TASK REQUIREMENTS =>
Leave out any pictures and transcribe all other data below exactly.

ENTRIES SUPPLIED =>
==*==
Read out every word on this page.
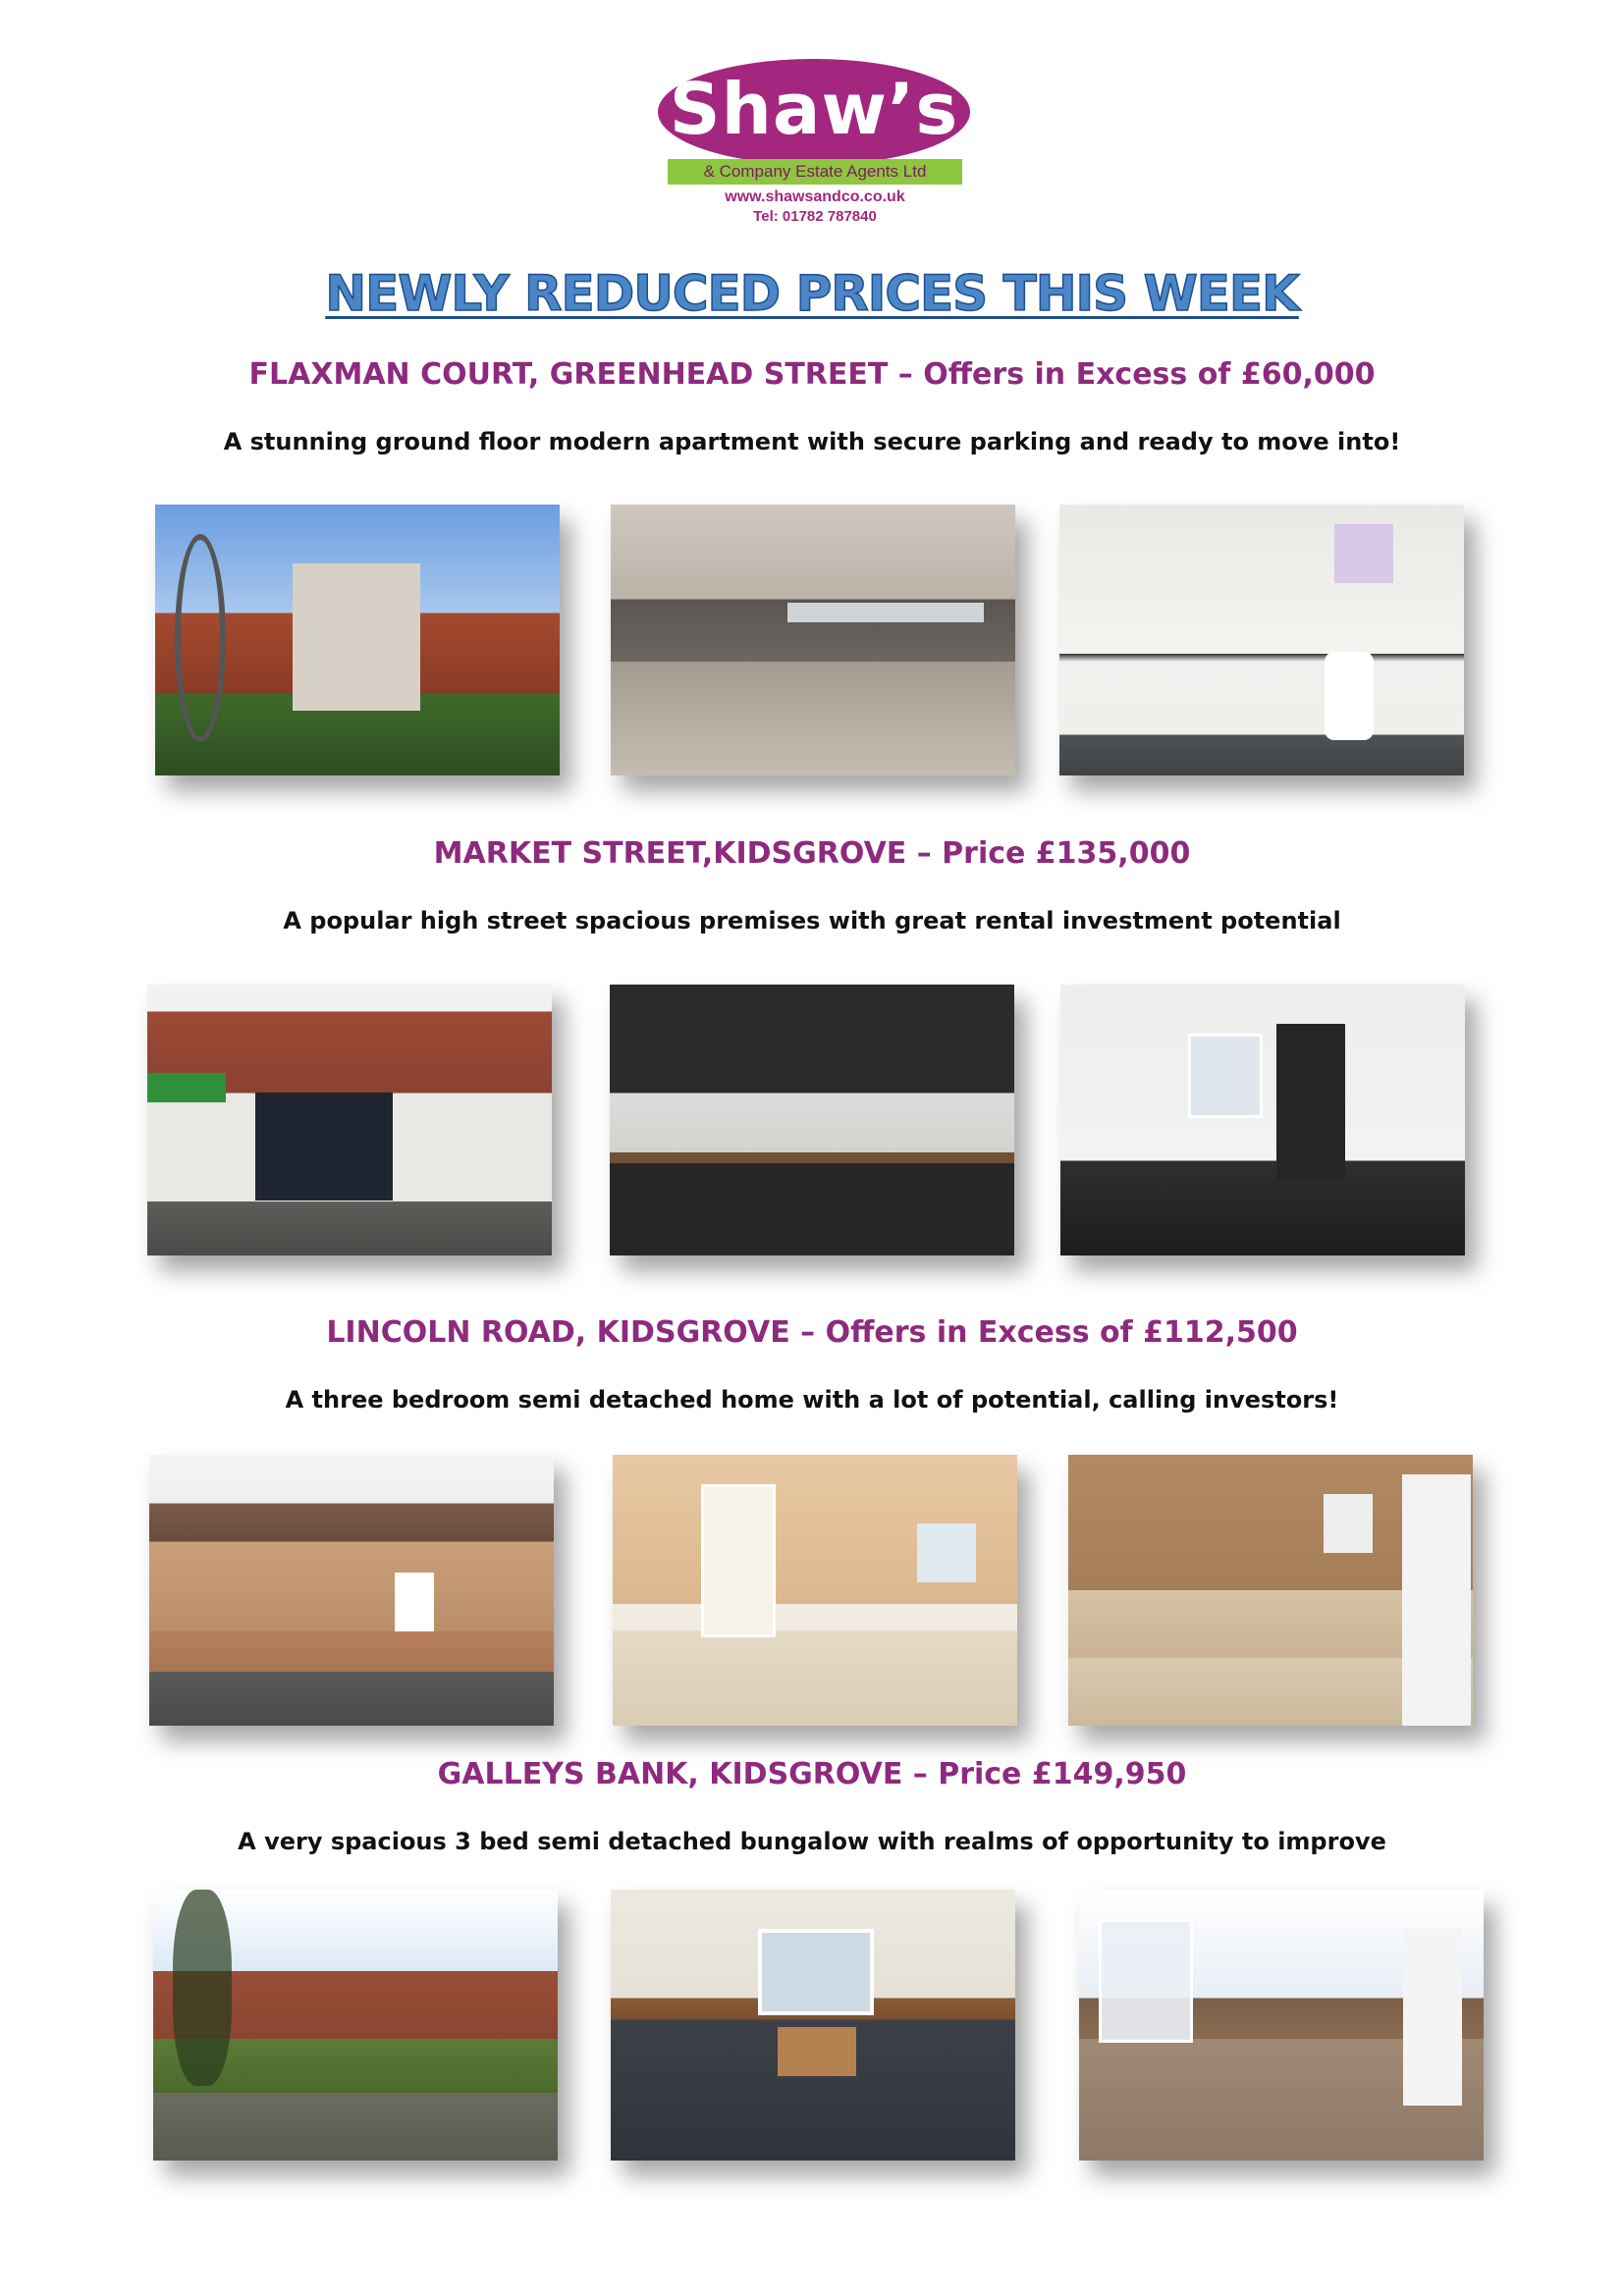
Shaw’s
& Company Estate Agents Ltd
www.shawsandco.co.uk
Tel: 01782 787840
NEWLY REDUCED PRICES THIS WEEK
FLAXMAN COURT, GREENHEAD STREET – Offers in Excess of £60,000
A stunning ground floor modern apartment with secure parking and ready to move into!
MARKET STREET,KIDSGROVE – Price £135,000
A popular high street spacious premises with great rental investment potential
LINCOLN ROAD, KIDSGROVE – Offers in Excess of £112,500
A three bedroom semi detached home with a lot of potential, calling investors!
GALLEYS BANK, KIDSGROVE – Price £149,950
A very spacious 3 bed semi detached bungalow with realms of opportunity to improve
==*==
TASK OUTPUT =>
Read out every word on this page.
Shaw’s
& Company Estate Agents Ltd
www.shawsandco.co.uk
Tel: 01782 787840
NEWLY REDUCED PRICES THIS WEEK
FLAXMAN COURT, GREENHEAD STREET – Offers in Excess of £60,000
A stunning ground floor modern apartment with secure parking and ready to move into!
MARKET STREET,KIDSGROVE – Price £135,000
A popular high street spacious premises with great rental investment potential
LINCOLN ROAD, KIDSGROVE – Offers in Excess of £112,500
A three bedroom semi detached home with a lot of potential, calling investors!
GALLEYS BANK, KIDSGROVE – Price £149,950
A very spacious 3 bed semi detached bungalow with realms of opportunity to improve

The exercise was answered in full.